* **Problem to work on**
Every line of the material that follows must be printed again exactly.

Dataset entries:
##########
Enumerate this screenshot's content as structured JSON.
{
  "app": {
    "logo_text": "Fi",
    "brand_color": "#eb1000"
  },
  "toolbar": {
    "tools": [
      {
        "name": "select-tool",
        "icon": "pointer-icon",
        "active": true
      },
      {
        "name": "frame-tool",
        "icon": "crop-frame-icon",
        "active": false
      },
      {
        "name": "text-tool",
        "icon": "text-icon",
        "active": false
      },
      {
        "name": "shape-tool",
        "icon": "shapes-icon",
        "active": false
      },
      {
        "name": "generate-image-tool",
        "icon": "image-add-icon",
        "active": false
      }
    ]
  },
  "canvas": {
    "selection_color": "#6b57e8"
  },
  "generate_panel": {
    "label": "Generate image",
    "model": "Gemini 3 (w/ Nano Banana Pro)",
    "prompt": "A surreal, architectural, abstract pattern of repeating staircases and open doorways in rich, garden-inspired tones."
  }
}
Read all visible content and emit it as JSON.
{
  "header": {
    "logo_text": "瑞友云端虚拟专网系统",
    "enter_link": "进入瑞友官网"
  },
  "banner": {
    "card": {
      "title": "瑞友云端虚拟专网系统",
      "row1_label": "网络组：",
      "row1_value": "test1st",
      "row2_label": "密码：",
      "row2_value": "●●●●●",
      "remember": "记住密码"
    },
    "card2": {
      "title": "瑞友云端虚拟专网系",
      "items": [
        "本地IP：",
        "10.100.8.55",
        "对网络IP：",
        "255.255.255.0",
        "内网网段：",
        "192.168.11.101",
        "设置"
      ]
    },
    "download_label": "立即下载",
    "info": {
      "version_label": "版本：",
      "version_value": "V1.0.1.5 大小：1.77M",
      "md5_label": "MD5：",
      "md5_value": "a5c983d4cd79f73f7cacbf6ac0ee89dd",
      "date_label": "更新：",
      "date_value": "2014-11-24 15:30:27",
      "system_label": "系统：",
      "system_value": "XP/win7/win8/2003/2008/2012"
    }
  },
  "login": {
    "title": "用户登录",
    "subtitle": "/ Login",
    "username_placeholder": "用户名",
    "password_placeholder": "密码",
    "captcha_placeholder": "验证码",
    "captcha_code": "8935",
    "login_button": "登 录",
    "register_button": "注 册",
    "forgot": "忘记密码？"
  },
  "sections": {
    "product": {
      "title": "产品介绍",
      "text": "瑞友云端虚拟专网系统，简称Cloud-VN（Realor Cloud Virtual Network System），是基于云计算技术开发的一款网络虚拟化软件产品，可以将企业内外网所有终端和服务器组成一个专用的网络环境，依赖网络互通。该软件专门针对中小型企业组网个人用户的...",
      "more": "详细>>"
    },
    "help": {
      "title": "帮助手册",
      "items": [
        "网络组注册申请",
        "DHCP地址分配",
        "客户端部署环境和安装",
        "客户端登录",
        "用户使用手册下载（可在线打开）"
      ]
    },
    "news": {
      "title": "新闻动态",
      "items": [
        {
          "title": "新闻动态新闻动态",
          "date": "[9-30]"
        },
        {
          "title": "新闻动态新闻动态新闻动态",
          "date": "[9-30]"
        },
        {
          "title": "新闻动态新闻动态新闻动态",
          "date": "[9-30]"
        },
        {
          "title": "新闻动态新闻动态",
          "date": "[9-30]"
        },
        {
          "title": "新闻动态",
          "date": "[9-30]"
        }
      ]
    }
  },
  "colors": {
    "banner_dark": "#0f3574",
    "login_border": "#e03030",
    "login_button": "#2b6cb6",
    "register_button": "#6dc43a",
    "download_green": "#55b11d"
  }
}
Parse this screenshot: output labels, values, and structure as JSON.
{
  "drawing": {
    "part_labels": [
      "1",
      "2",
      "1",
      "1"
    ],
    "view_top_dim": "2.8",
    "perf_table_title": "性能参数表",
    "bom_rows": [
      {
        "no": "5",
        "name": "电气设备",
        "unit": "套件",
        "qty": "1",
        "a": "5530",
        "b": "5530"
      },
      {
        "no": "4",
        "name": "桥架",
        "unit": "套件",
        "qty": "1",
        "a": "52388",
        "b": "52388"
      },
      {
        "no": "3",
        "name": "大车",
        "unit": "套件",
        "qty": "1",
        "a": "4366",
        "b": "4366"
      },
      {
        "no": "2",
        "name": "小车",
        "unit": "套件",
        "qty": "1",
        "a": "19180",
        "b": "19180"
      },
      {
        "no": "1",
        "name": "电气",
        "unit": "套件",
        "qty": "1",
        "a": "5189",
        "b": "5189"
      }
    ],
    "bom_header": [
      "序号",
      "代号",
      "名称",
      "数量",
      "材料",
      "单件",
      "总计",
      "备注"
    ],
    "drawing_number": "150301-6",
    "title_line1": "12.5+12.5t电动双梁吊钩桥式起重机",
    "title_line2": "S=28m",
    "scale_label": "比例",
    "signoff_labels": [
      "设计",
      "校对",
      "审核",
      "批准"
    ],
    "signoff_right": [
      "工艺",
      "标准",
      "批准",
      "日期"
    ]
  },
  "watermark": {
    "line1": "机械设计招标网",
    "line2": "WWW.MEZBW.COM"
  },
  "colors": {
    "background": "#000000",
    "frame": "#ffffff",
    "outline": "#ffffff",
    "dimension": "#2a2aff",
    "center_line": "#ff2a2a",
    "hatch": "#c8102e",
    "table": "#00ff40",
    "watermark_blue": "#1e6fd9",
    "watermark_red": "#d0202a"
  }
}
##########
* **Task output**
Enumerate this screenshot's content as structured JSON.
{
  "app": {
    "logo_text": "Fi",
    "brand_color": "#eb1000"
  },
  "toolbar": {
    "tools": [
      {
        "name": "select-tool",
        "icon": "pointer-icon",
        "active": true
      },
      {
        "name": "frame-tool",
        "icon": "crop-frame-icon",
        "active": false
      },
      {
        "name": "text-tool",
        "icon": "text-icon",
        "active": false
      },
      {
        "name": "shape-tool",
        "icon": "shapes-icon",
        "active": false
      },
      {
        "name": "generate-image-tool",
        "icon": "image-add-icon",
        "active": false
      }
    ]
  },
  "canvas": {
    "selection_color": "#6b57e8"
  },
  "generate_panel": {
    "label": "Generate image",
    "model": "Gemini 3 (w/ Nano Banana Pro)",
    "prompt": "A surreal, architectural, abstract pattern of repeating staircases and open doorways in rich, garden-inspired tones."
  }
}
Read all visible content and emit it as JSON.
{
  "header": {
    "logo_text": "瑞友云端虚拟专网系统",
    "enter_link": "进入瑞友官网"
  },
  "banner": {
    "card": {
      "title": "瑞友云端虚拟专网系统",
      "row1_label": "网络组：",
      "row1_value": "test1st",
      "row2_label": "密码：",
      "row2_value": "●●●●●",
      "remember": "记住密码"
    },
    "card2": {
      "title": "瑞友云端虚拟专网系",
      "items": [
        "本地IP：",
        "10.100.8.55",
        "对网络IP：",
        "255.255.255.0",
        "内网网段：",
        "192.168.11.101",
        "设置"
      ]
    },
    "download_label": "立即下载",
    "info": {
      "version_label": "版本：",
      "version_value": "V1.0.1.5 大小：1.77M",
      "md5_label": "MD5：",
      "md5_value": "a5c983d4cd79f73f7cacbf6ac0ee89dd",
      "date_label": "更新：",
      "date_value": "2014-11-24 15:30:27",
      "system_label": "系统：",
      "system_value": "XP/win7/win8/2003/2008/2012"
    }
  },
  "login": {
    "title": "用户登录",
    "subtitle": "/ Login",
    "username_placeholder": "用户名",
    "password_placeholder": "密码",
    "captcha_placeholder": "验证码",
    "captcha_code": "8935",
    "login_button": "登 录",
    "register_button": "注 册",
    "forgot": "忘记密码？"
  },
  "sections": {
    "product": {
      "title": "产品介绍",
      "text": "瑞友云端虚拟专网系统，简称Cloud-VN（Realor Cloud Virtual Network System），是基于云计算技术开发的一款网络虚拟化软件产品，可以将企业内外网所有终端和服务器组成一个专用的网络环境，依赖网络互通。该软件专门针对中小型企业组网个人用户的...",
      "more": "详细>>"
    },
    "help": {
      "title": "帮助手册",
      "items": [
        "网络组注册申请",
        "DHCP地址分配",
        "客户端部署环境和安装",
        "客户端登录",
        "用户使用手册下载（可在线打开）"
      ]
    },
    "news": {
      "title": "新闻动态",
      "items": [
        {
          "title": "新闻动态新闻动态",
          "date": "[9-30]"
        },
        {
          "title": "新闻动态新闻动态新闻动态",
          "date": "[9-30]"
        },
        {
          "title": "新闻动态新闻动态新闻动态",
          "date": "[9-30]"
        },
        {
          "title": "新闻动态新闻动态",
          "date": "[9-30]"
        },
        {
          "title": "新闻动态",
          "date": "[9-30]"
        }
      ]
    }
  },
  "colors": {
    "banner_dark": "#0f3574",
    "login_border": "#e03030",
    "login_button": "#2b6cb6",
    "register_button": "#6dc43a",
    "download_green": "#55b11d"
  }
}
Parse this screenshot: output labels, values, and structure as JSON.
{
  "drawing": {
    "part_labels": [
      "1",
      "2",
      "1",
      "1"
    ],
    "view_top_dim": "2.8",
    "perf_table_title": "性能参数表",
    "bom_rows": [
      {
        "no": "5",
        "name": "电气设备",
        "unit": "套件",
        "qty": "1",
        "a": "5530",
        "b": "5530"
      },
      {
        "no": "4",
        "name": "桥架",
        "unit": "套件",
        "qty": "1",
        "a": "52388",
        "b": "52388"
      },
      {
        "no": "3",
        "name": "大车",
        "unit": "套件",
        "qty": "1",
        "a": "4366",
        "b": "4366"
      },
      {
        "no": "2",
        "name": "小车",
        "unit": "套件",
        "qty": "1",
        "a": "19180",
        "b": "19180"
      },
      {
        "no": "1",
        "name": "电气",
        "unit": "套件",
        "qty": "1",
        "a": "5189",
        "b": "5189"
      }
    ],
    "bom_header": [
      "序号",
      "代号",
      "名称",
      "数量",
      "材料",
      "单件",
      "总计",
      "备注"
    ],
    "drawing_number": "150301-6",
    "title_line1": "12.5+12.5t电动双梁吊钩桥式起重机",
    "title_line2": "S=28m",
    "scale_label": "比例",
    "signoff_labels": [
      "设计",
      "校对",
      "审核",
      "批准"
    ],
    "signoff_right": [
      "工艺",
      "标准",
      "批准",
      "日期"
    ]
  },
  "watermark": {
    "line1": "机械设计招标网",
    "line2": "WWW.MEZBW.COM"
  },
  "colors": {
    "background": "#000000",
    "frame": "#ffffff",
    "outline": "#ffffff",
    "dimension": "#2a2aff",
    "center_line": "#ff2a2a",
    "hatch": "#c8102e",
    "table": "#00ff40",
    "watermark_blue": "#1e6fd9",
    "watermark_red": "#d0202a"
  }
}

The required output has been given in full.